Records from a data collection
____________________

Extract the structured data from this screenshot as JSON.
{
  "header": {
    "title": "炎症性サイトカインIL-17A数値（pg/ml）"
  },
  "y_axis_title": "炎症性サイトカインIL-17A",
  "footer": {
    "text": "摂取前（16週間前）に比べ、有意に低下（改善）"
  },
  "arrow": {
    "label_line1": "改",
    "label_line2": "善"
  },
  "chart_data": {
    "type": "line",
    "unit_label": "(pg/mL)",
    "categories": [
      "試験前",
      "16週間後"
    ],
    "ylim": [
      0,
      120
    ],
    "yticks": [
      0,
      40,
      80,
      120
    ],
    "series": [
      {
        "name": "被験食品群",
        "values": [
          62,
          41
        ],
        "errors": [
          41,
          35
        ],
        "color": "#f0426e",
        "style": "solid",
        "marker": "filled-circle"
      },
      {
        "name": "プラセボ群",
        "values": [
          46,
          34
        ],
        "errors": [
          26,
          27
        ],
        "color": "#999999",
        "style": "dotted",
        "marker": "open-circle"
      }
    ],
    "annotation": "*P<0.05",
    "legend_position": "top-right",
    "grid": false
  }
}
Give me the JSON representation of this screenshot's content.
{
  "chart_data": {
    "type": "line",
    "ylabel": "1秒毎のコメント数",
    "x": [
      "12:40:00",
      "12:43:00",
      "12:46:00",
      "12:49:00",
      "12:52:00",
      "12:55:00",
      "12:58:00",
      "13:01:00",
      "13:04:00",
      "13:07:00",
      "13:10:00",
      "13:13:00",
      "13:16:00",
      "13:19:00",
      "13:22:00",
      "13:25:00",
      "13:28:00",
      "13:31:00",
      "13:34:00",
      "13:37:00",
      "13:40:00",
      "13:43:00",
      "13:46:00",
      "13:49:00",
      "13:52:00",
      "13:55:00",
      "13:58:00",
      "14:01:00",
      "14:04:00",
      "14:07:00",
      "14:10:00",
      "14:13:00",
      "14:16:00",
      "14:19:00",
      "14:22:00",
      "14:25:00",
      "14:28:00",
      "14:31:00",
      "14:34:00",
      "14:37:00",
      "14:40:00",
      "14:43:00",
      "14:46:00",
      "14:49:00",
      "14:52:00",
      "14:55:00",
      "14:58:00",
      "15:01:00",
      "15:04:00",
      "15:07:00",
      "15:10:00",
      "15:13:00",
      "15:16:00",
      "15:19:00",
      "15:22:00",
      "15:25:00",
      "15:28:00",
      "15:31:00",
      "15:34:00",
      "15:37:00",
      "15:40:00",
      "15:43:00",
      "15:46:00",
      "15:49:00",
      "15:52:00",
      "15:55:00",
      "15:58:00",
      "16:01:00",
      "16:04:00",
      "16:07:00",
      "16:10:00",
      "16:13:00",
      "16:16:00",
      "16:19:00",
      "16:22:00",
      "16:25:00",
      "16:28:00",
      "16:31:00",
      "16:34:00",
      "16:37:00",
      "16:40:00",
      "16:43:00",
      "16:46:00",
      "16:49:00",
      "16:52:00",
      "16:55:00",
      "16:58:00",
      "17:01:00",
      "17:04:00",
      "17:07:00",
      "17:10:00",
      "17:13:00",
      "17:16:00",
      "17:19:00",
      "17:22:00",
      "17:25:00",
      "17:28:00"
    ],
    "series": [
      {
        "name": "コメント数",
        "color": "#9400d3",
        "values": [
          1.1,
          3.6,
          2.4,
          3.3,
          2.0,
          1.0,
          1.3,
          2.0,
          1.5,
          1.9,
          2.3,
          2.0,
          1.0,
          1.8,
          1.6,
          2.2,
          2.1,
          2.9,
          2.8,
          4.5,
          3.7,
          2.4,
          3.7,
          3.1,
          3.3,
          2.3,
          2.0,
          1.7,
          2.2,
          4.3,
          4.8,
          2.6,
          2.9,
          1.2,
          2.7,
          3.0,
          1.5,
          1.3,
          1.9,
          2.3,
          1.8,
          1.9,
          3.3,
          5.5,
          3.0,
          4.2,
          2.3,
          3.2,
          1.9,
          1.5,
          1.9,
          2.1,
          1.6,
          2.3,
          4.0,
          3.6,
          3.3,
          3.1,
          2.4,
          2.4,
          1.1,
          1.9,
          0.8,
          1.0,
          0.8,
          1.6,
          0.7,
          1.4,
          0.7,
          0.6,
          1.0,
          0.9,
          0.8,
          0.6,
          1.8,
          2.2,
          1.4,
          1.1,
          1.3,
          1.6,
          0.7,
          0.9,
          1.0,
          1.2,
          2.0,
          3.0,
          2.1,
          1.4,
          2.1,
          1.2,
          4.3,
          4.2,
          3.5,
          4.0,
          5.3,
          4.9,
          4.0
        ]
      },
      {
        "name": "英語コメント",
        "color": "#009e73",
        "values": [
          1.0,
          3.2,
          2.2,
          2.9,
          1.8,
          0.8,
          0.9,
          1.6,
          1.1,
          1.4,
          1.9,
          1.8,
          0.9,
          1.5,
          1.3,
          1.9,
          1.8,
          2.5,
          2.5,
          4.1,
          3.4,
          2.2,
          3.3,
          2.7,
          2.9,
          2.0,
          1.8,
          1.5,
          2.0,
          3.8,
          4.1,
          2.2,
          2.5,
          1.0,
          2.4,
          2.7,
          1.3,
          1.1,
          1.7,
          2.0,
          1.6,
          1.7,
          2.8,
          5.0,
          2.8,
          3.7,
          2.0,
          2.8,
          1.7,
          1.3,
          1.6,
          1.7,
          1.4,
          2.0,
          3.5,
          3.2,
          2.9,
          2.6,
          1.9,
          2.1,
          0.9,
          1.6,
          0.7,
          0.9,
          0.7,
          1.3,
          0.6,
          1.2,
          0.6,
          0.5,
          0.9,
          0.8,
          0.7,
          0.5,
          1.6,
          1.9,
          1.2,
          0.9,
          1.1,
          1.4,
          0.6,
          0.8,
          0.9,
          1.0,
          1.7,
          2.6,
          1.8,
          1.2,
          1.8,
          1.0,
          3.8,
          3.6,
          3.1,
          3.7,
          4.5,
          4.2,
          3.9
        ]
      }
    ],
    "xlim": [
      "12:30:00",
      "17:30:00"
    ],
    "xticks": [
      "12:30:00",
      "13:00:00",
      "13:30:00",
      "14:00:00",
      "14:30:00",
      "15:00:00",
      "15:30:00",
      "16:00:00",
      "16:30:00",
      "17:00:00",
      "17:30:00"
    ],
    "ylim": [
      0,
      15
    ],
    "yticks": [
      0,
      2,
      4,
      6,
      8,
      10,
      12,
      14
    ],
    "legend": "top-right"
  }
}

____________________

- _What the exercise asks_
Transcribe the material exactly as it reads.

- _Response below_
Extract the structured data from this screenshot as JSON.
{
  "header": {
    "title": "炎症性サイトカインIL-17A数値（pg/ml）"
  },
  "y_axis_title": "炎症性サイトカインIL-17A",
  "footer": {
    "text": "摂取前（16週間前）に比べ、有意に低下（改善）"
  },
  "arrow": {
    "label_line1": "改",
    "label_line2": "善"
  },
  "chart_data": {
    "type": "line",
    "unit_label": "(pg/mL)",
    "categories": [
      "試験前",
      "16週間後"
    ],
    "ylim": [
      0,
      120
    ],
    "yticks": [
      0,
      40,
      80,
      120
    ],
    "series": [
      {
        "name": "被験食品群",
        "values": [
          62,
          41
        ],
        "errors": [
          41,
          35
        ],
        "color": "#f0426e",
        "style": "solid",
        "marker": "filled-circle"
      },
      {
        "name": "プラセボ群",
        "values": [
          46,
          34
        ],
        "errors": [
          26,
          27
        ],
        "color": "#999999",
        "style": "dotted",
        "marker": "open-circle"
      }
    ],
    "annotation": "*P<0.05",
    "legend_position": "top-right",
    "grid": false
  }
}
Give me the JSON representation of this screenshot's content.
{
  "chart_data": {
    "type": "line",
    "ylabel": "1秒毎のコメント数",
    "x": [
      "12:40:00",
      "12:43:00",
      "12:46:00",
      "12:49:00",
      "12:52:00",
      "12:55:00",
      "12:58:00",
      "13:01:00",
      "13:04:00",
      "13:07:00",
      "13:10:00",
      "13:13:00",
      "13:16:00",
      "13:19:00",
      "13:22:00",
      "13:25:00",
      "13:28:00",
      "13:31:00",
      "13:34:00",
      "13:37:00",
      "13:40:00",
      "13:43:00",
      "13:46:00",
      "13:49:00",
      "13:52:00",
      "13:55:00",
      "13:58:00",
      "14:01:00",
      "14:04:00",
      "14:07:00",
      "14:10:00",
      "14:13:00",
      "14:16:00",
      "14:19:00",
      "14:22:00",
      "14:25:00",
      "14:28:00",
      "14:31:00",
      "14:34:00",
      "14:37:00",
      "14:40:00",
      "14:43:00",
      "14:46:00",
      "14:49:00",
      "14:52:00",
      "14:55:00",
      "14:58:00",
      "15:01:00",
      "15:04:00",
      "15:07:00",
      "15:10:00",
      "15:13:00",
      "15:16:00",
      "15:19:00",
      "15:22:00",
      "15:25:00",
      "15:28:00",
      "15:31:00",
      "15:34:00",
      "15:37:00",
      "15:40:00",
      "15:43:00",
      "15:46:00",
      "15:49:00",
      "15:52:00",
      "15:55:00",
      "15:58:00",
      "16:01:00",
      "16:04:00",
      "16:07:00",
      "16:10:00",
      "16:13:00",
      "16:16:00",
      "16:19:00",
      "16:22:00",
      "16:25:00",
      "16:28:00",
      "16:31:00",
      "16:34:00",
      "16:37:00",
      "16:40:00",
      "16:43:00",
      "16:46:00",
      "16:49:00",
      "16:52:00",
      "16:55:00",
      "16:58:00",
      "17:01:00",
      "17:04:00",
      "17:07:00",
      "17:10:00",
      "17:13:00",
      "17:16:00",
      "17:19:00",
      "17:22:00",
      "17:25:00",
      "17:28:00"
    ],
    "series": [
      {
        "name": "コメント数",
        "color": "#9400d3",
        "values": [
          1.1,
          3.6,
          2.4,
          3.3,
          2.0,
          1.0,
          1.3,
          2.0,
          1.5,
          1.9,
          2.3,
          2.0,
          1.0,
          1.8,
          1.6,
          2.2,
          2.1,
          2.9,
          2.8,
          4.5,
          3.7,
          2.4,
          3.7,
          3.1,
          3.3,
          2.3,
          2.0,
          1.7,
          2.2,
          4.3,
          4.8,
          2.6,
          2.9,
          1.2,
          2.7,
          3.0,
          1.5,
          1.3,
          1.9,
          2.3,
          1.8,
          1.9,
          3.3,
          5.5,
          3.0,
          4.2,
          2.3,
          3.2,
          1.9,
          1.5,
          1.9,
          2.1,
          1.6,
          2.3,
          4.0,
          3.6,
          3.3,
          3.1,
          2.4,
          2.4,
          1.1,
          1.9,
          0.8,
          1.0,
          0.8,
          1.6,
          0.7,
          1.4,
          0.7,
          0.6,
          1.0,
          0.9,
          0.8,
          0.6,
          1.8,
          2.2,
          1.4,
          1.1,
          1.3,
          1.6,
          0.7,
          0.9,
          1.0,
          1.2,
          2.0,
          3.0,
          2.1,
          1.4,
          2.1,
          1.2,
          4.3,
          4.2,
          3.5,
          4.0,
          5.3,
          4.9,
          4.0
        ]
      },
      {
        "name": "英語コメント",
        "color": "#009e73",
        "values": [
          1.0,
          3.2,
          2.2,
          2.9,
          1.8,
          0.8,
          0.9,
          1.6,
          1.1,
          1.4,
          1.9,
          1.8,
          0.9,
          1.5,
          1.3,
          1.9,
          1.8,
          2.5,
          2.5,
          4.1,
          3.4,
          2.2,
          3.3,
          2.7,
          2.9,
          2.0,
          1.8,
          1.5,
          2.0,
          3.8,
          4.1,
          2.2,
          2.5,
          1.0,
          2.4,
          2.7,
          1.3,
          1.1,
          1.7,
          2.0,
          1.6,
          1.7,
          2.8,
          5.0,
          2.8,
          3.7,
          2.0,
          2.8,
          1.7,
          1.3,
          1.6,
          1.7,
          1.4,
          2.0,
          3.5,
          3.2,
          2.9,
          2.6,
          1.9,
          2.1,
          0.9,
          1.6,
          0.7,
          0.9,
          0.7,
          1.3,
          0.6,
          1.2,
          0.6,
          0.5,
          0.9,
          0.8,
          0.7,
          0.5,
          1.6,
          1.9,
          1.2,
          0.9,
          1.1,
          1.4,
          0.6,
          0.8,
          0.9,
          1.0,
          1.7,
          2.6,
          1.8,
          1.2,
          1.8,
          1.0,
          3.8,
          3.6,
          3.1,
          3.7,
          4.5,
          4.2,
          3.9
        ]
      }
    ],
    "xlim": [
      "12:30:00",
      "17:30:00"
    ],
    "xticks": [
      "12:30:00",
      "13:00:00",
      "13:30:00",
      "14:00:00",
      "14:30:00",
      "15:00:00",
      "15:30:00",
      "16:00:00",
      "16:30:00",
      "17:00:00",
      "17:30:00"
    ],
    "ylim": [
      0,
      15
    ],
    "yticks": [
      0,
      2,
      4,
      6,
      8,
      10,
      12,
      14
    ],
    "legend": "top-right"
  }
}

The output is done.